[BEGIN Supplied material]

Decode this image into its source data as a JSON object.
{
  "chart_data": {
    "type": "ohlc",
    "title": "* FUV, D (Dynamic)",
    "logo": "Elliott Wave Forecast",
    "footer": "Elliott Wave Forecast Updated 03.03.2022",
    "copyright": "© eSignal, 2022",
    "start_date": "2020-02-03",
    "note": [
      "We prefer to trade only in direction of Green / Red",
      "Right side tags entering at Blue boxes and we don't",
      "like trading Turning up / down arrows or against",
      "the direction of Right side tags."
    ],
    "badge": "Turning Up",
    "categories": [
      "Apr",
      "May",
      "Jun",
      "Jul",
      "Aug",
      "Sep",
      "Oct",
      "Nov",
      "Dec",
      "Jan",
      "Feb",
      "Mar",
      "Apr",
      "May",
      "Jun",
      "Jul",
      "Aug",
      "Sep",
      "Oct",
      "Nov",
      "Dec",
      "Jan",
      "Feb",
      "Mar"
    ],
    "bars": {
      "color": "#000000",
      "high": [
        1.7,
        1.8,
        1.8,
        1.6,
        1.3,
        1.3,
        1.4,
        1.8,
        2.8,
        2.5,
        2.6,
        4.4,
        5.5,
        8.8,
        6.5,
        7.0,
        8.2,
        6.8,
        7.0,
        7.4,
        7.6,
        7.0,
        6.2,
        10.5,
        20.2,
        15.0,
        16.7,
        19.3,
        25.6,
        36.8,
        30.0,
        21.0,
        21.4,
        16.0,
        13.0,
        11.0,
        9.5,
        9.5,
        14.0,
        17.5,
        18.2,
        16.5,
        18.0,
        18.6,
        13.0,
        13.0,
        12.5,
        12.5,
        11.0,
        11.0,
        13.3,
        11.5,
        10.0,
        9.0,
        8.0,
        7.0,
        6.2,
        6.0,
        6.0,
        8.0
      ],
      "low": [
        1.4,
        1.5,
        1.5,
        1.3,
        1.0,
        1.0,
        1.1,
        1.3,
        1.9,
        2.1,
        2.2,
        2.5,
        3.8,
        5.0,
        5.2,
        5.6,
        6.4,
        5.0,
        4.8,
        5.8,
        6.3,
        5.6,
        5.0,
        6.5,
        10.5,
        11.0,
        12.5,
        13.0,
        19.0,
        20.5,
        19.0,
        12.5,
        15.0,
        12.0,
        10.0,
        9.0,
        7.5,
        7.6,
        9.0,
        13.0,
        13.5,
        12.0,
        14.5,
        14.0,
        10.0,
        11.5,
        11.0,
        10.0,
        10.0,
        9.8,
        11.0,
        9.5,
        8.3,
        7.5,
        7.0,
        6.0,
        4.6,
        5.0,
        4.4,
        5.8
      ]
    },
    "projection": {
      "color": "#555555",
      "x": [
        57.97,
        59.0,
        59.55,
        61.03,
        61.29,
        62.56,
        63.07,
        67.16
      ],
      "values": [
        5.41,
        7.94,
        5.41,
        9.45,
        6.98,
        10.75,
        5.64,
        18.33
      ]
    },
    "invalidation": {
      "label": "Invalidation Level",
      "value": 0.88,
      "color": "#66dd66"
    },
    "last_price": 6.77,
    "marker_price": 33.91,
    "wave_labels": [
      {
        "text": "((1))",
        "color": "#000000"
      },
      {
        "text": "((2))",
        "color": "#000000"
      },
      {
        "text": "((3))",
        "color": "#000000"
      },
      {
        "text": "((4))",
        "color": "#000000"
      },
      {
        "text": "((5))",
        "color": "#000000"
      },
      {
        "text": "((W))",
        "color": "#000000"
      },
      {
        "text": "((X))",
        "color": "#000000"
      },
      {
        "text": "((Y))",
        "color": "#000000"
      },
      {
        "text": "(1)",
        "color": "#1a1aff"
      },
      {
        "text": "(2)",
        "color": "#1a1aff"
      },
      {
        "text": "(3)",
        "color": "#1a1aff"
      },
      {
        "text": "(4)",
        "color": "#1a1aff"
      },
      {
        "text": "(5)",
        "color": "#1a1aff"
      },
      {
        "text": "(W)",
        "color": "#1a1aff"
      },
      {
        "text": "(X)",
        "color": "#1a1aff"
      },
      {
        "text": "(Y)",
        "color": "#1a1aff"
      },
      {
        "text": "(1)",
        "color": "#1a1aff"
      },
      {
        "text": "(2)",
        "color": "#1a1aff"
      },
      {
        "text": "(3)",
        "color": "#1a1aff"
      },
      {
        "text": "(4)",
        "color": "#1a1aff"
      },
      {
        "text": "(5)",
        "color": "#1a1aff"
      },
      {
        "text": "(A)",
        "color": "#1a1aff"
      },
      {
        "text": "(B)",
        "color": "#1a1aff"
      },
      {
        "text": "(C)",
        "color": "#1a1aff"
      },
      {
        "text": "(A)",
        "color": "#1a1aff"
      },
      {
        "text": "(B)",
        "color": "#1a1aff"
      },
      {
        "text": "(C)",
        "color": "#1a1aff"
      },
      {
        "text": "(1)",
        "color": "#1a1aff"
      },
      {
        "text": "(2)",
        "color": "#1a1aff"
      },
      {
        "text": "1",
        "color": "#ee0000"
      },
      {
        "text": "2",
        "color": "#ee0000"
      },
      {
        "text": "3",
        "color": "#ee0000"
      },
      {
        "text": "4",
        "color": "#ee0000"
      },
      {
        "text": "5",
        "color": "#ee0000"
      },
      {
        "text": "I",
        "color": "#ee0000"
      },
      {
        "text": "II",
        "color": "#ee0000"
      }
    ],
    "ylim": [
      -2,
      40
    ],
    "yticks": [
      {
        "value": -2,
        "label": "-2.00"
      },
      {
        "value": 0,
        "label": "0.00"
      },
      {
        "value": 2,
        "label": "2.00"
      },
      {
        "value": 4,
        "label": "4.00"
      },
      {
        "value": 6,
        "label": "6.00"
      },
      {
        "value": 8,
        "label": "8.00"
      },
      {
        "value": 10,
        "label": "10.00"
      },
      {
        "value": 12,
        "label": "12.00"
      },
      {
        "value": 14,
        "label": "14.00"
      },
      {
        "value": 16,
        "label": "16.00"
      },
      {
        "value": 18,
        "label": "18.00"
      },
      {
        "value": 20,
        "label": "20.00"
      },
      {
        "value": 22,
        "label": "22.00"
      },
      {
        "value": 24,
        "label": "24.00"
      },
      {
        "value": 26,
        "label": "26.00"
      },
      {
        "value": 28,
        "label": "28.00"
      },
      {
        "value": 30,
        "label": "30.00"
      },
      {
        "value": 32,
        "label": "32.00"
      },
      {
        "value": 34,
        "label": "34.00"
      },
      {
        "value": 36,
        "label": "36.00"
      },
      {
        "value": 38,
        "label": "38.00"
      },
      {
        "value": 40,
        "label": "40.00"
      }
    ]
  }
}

[END Supplied material]

• [Your instructions]
Count every line bearing the word "side"; report the total only.

• [Solution to the problem]
2